▶ Text provided
Scaling Fargate Based On SQS Queue Depth

Something I've talked about a fair amount on the Working Code Podcast recently has been a project where I needed to take some work that was being initiated by API requests and run in the foreground, and move those off-server and ideally queue them up so that we never have to worry about two tasks fighting over resources or, worse, deadlocking. I initially planned to follow the approach laid out by Murali Allada, and in some ways I did, but what we ended up doing reduced the number of steps and made it feel less like a rube-goldberg machine.

His approach involved using a CloudWatch alarm to trigger an SNS message, that would start a Lambda function, which would call the AWS API to scale your Fargate containers as needed. It presumably works for him, but the number of hand-offs does make me worry that it's a bit fragile.

My approach[1] gets rid of the SNS message and the Lambda function, and directly scales Fargate from the CloudWatch alarm. This may not have been possible back in June of 2020 when Murali wrote his article – which goes to show how AWS is always changing and improving.

A flow chart showing SQS flowing into CloudWatch Alarms, which flows into SNS, which flows into Lambda, which flows into Fargate; but SNS and Lambda have been scratched out with a big squiggly line.

Not all rainbows and lollipops

One thing that I'm not particularly happy about with this configuration is that it sometimes takes 15+ minutes after a long period of queue dormancy for CloudWatch to notice that there are items in the queue. If you're a regular user of CloudWatch, some lag will not be a surprise to you. I believe that in their docs they promise a max of something like 15 minutes from the time the item is added to the queue until the time that CloudWatch is aware of it. While not ideal, this is acceptable for our needs. Remember that this only applies because our queue will lie dormant for most of the day, so it seems like CloudWatch stops paying close attention to it. If your queue will be in more or less constant usage, this might not be a problem for you.

▶ Element box notes
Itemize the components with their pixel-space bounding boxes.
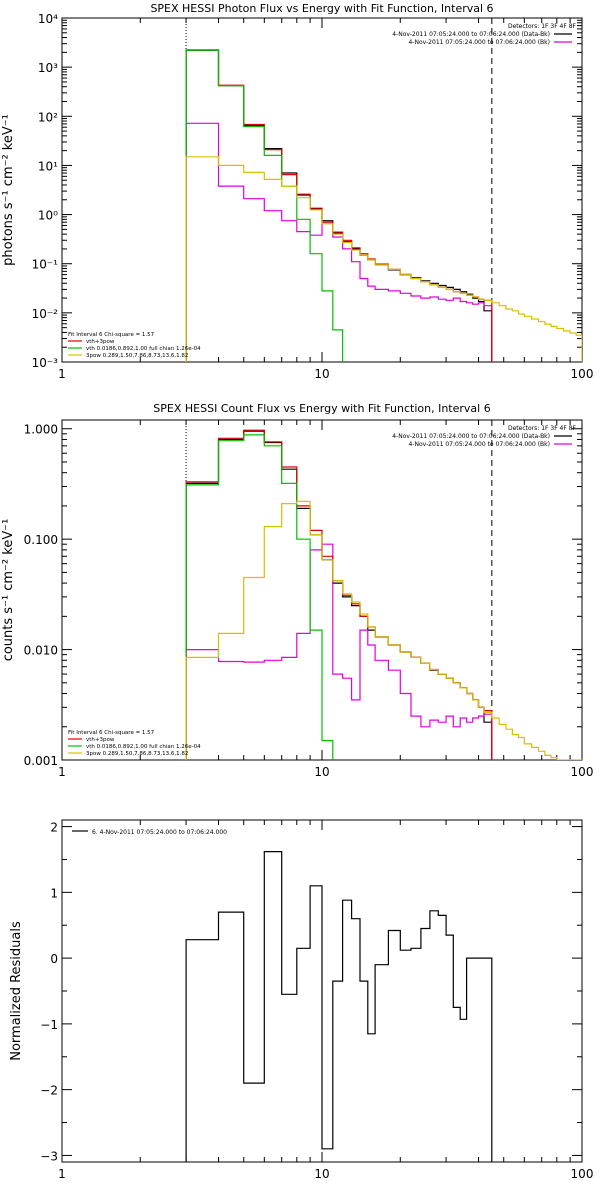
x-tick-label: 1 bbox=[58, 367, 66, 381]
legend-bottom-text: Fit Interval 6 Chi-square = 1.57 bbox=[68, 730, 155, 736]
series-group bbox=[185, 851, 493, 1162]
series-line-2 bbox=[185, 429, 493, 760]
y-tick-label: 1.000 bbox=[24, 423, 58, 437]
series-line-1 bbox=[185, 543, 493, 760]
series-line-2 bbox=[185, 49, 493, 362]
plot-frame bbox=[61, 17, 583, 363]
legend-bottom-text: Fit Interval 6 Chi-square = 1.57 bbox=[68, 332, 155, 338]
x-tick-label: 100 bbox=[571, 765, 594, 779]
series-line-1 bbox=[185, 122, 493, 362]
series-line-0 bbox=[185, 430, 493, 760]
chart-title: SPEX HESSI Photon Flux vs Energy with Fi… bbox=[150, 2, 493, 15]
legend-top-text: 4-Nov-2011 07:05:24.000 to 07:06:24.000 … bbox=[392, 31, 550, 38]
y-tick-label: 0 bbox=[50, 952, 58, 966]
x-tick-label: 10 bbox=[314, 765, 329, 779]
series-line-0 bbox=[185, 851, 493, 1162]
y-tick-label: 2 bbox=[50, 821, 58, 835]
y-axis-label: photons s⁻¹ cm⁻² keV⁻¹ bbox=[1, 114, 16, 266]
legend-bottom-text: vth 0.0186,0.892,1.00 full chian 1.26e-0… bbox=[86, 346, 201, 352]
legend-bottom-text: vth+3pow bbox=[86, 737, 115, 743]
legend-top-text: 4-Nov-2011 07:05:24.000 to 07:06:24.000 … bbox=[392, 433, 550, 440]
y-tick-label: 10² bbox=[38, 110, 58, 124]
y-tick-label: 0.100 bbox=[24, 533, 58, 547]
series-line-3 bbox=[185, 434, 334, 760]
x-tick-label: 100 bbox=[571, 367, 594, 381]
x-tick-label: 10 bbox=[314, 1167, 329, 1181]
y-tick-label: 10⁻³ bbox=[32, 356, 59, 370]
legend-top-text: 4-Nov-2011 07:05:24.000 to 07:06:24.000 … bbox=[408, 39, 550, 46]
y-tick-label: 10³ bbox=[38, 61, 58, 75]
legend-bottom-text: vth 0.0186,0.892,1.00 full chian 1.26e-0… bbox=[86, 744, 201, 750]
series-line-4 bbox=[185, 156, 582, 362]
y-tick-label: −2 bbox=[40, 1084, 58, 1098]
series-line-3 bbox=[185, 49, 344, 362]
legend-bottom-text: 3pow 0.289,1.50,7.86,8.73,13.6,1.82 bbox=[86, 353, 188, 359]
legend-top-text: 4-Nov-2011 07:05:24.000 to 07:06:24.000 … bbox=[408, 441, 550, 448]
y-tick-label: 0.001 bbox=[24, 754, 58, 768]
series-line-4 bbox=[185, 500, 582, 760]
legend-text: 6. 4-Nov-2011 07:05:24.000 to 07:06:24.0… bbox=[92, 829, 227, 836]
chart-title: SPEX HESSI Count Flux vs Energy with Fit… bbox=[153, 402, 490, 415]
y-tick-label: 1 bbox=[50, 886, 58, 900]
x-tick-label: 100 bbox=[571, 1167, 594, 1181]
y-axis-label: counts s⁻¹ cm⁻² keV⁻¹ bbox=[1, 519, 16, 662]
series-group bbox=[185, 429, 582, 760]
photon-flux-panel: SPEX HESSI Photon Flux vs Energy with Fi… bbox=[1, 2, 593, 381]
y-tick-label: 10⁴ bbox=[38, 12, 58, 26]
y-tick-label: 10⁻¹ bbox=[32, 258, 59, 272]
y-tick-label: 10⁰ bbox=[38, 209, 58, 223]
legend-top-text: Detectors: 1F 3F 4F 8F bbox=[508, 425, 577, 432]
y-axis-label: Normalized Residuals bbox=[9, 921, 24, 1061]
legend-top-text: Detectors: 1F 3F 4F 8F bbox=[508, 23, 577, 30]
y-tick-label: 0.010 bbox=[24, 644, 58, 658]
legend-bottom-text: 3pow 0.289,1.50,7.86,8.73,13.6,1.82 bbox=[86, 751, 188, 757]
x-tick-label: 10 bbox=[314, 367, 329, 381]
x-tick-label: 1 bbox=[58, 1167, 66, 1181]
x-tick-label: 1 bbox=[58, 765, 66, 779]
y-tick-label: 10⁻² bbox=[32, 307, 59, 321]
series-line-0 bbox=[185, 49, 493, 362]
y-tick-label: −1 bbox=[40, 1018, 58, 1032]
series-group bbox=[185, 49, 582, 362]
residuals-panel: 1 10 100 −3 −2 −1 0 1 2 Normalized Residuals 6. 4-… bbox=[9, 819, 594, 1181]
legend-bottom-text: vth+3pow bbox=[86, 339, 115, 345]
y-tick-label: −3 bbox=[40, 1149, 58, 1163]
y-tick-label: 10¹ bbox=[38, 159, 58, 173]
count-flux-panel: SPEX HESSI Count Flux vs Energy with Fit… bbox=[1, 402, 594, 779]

▶ Stated problem 1
Using the Fargate scaling article, decide whether each statement agrees with it. Answer yes or no for each, and quote the words from the article that settle it. (a) The author's approach removes both the SNS message and the Lambda function. (b) Murali Allada wrote his article in June of 2021. (c) The author calls the delay before CloudWatch notices queue items unacceptable for their needs.
▶ Stated problem 2
The Fargate scaling article describes a flow chart. List every stage in that chart, in the order the work flows.
The records were taken from a separate source.

▶ Response 1
(a) Yes: "gets rid of the SNS message and the Lambda function, and directly scales Fargate from the CloudWatch alarm"
(b) No: "back in June of 2020 when Murali wrote his article"
(c) No: "While not ideal, this is acceptable for our needs."

▶ Response 2
1. SQS
2. CloudWatch Alarms
3. SNS
4. Lambda
5. Fargate